[START]
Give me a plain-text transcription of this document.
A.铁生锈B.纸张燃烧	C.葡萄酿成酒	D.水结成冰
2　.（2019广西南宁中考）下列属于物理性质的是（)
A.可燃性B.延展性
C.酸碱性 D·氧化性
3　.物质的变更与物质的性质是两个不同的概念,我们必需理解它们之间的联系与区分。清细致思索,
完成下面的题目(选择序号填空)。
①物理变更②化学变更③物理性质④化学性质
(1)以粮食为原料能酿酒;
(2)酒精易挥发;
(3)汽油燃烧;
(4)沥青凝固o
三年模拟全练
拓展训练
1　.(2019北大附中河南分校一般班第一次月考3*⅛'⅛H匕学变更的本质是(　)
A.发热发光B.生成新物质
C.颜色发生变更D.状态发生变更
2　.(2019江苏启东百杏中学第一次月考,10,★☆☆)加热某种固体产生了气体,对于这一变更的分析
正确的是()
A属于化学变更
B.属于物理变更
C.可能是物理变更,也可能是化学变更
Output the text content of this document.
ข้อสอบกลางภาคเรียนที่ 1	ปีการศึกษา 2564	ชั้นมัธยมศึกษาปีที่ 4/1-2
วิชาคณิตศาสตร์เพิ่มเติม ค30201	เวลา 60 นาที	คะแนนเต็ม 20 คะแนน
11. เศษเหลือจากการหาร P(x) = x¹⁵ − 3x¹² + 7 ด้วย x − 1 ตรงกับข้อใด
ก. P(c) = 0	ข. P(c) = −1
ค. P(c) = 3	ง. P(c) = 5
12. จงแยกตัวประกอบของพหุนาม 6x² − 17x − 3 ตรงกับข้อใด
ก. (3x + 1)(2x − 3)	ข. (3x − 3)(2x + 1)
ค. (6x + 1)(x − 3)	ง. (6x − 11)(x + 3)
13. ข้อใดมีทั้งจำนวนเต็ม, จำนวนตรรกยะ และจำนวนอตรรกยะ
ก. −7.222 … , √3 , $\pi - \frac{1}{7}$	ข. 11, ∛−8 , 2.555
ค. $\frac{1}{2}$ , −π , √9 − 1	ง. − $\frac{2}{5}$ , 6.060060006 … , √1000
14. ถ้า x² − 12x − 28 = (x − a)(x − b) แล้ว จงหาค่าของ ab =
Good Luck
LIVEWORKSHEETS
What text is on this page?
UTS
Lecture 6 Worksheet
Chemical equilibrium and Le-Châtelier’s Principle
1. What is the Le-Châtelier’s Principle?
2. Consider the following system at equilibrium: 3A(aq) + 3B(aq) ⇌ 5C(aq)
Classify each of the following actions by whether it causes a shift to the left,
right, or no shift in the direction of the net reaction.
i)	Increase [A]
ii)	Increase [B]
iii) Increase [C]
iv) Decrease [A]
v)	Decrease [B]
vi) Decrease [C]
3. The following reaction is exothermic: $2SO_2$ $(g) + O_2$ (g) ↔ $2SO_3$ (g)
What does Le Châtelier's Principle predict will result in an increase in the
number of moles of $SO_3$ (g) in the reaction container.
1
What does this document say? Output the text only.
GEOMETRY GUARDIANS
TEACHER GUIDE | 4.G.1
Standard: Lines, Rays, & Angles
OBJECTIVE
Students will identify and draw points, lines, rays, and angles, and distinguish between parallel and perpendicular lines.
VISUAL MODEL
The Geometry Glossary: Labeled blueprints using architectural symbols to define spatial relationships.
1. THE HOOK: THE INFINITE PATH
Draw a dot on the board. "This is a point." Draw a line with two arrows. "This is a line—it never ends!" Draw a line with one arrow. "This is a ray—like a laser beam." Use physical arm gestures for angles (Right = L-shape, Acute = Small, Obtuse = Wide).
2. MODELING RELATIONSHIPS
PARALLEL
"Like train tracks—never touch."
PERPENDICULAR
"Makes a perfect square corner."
[END]
• _Aim_: Extract every line above exactly as it stands.

• _Written solution_:
Give me a plain-text transcription of this document.
A.铁生锈B.纸张燃烧	C.葡萄酿成酒	D.水结成冰
2　.（2019广西南宁中考）下列属于物理性质的是（)
A.可燃性B.延展性
C.酸碱性 D·氧化性
3　.物质的变更与物质的性质是两个不同的概念,我们必需理解它们之间的联系与区分。清细致思索,
完成下面的题目(选择序号填空)。
①物理变更②化学变更③物理性质④化学性质
(1)以粮食为原料能酿酒;
(2)酒精易挥发;
(3)汽油燃烧;
(4)沥青凝固o
三年模拟全练
拓展训练
1　.(2019北大附中河南分校一般班第一次月考3*⅛'⅛H匕学变更的本质是(　)
A.发热发光B.生成新物质
C.颜色发生变更D.状态发生变更
2　.(2019江苏启东百杏中学第一次月考,10,★☆☆)加热某种固体产生了气体,对于这一变更的分析
正确的是()
A属于化学变更
B.属于物理变更
C.可能是物理变更,也可能是化学变更
Output the text content of this document.
ข้อสอบกลางภาคเรียนที่ 1	ปีการศึกษา 2564	ชั้นมัธยมศึกษาปีที่ 4/1-2
วิชาคณิตศาสตร์เพิ่มเติม ค30201	เวลา 60 นาที	คะแนนเต็ม 20 คะแนน
11. เศษเหลือจากการหาร P(x) = x¹⁵ − 3x¹² + 7 ด้วย x − 1 ตรงกับข้อใด
ก. P(c) = 0	ข. P(c) = −1
ค. P(c) = 3	ง. P(c) = 5
12. จงแยกตัวประกอบของพหุนาม 6x² − 17x − 3 ตรงกับข้อใด
ก. (3x + 1)(2x − 3)	ข. (3x − 3)(2x + 1)
ค. (6x + 1)(x − 3)	ง. (6x − 11)(x + 3)
13. ข้อใดมีทั้งจำนวนเต็ม, จำนวนตรรกยะ และจำนวนอตรรกยะ
ก. −7.222 … , √3 , $\pi - \frac{1}{7}$	ข. 11, ∛−8 , 2.555
ค. $\frac{1}{2}$ , −π , √9 − 1	ง. − $\frac{2}{5}$ , 6.060060006 … , √1000
14. ถ้า x² − 12x − 28 = (x − a)(x − b) แล้ว จงหาค่าของ ab =
Good Luck
LIVEWORKSHEETS
What text is on this page?
UTS
Lecture 6 Worksheet
Chemical equilibrium and Le-Châtelier’s Principle
1. What is the Le-Châtelier’s Principle?
2. Consider the following system at equilibrium: 3A(aq) + 3B(aq) ⇌ 5C(aq)
Classify each of the following actions by whether it causes a shift to the left,
right, or no shift in the direction of the net reaction.
i)	Increase [A]
ii)	Increase [B]
iii) Increase [C]
iv) Decrease [A]
v)	Decrease [B]
vi) Decrease [C]
3. The following reaction is exothermic: $2SO_2$ $(g) + O_2$ (g) ↔ $2SO_3$ (g)
What does Le Châtelier's Principle predict will result in an increase in the
number of moles of $SO_3$ (g) in the reaction container.
1
What does this document say? Output the text only.
GEOMETRY GUARDIANS
TEACHER GUIDE | 4.G.1
Standard: Lines, Rays, & Angles
OBJECTIVE
Students will identify and draw points, lines, rays, and angles, and distinguish between parallel and perpendicular lines.
VISUAL MODEL
The Geometry Glossary: Labeled blueprints using architectural symbols to define spatial relationships.
1. THE HOOK: THE INFINITE PATH
Draw a dot on the board. "This is a point." Draw a line with two arrows. "This is a line—it never ends!" Draw a line with one arrow. "This is a ray—like a laser beam." Use physical arm gestures for angles (Right = L-shape, Acute = Small, Obtuse = Wide).
2. MODELING RELATIONSHIPS
PARALLEL
"Like train tracks—never touch."
PERPENDICULAR
"Makes a perfect square corner."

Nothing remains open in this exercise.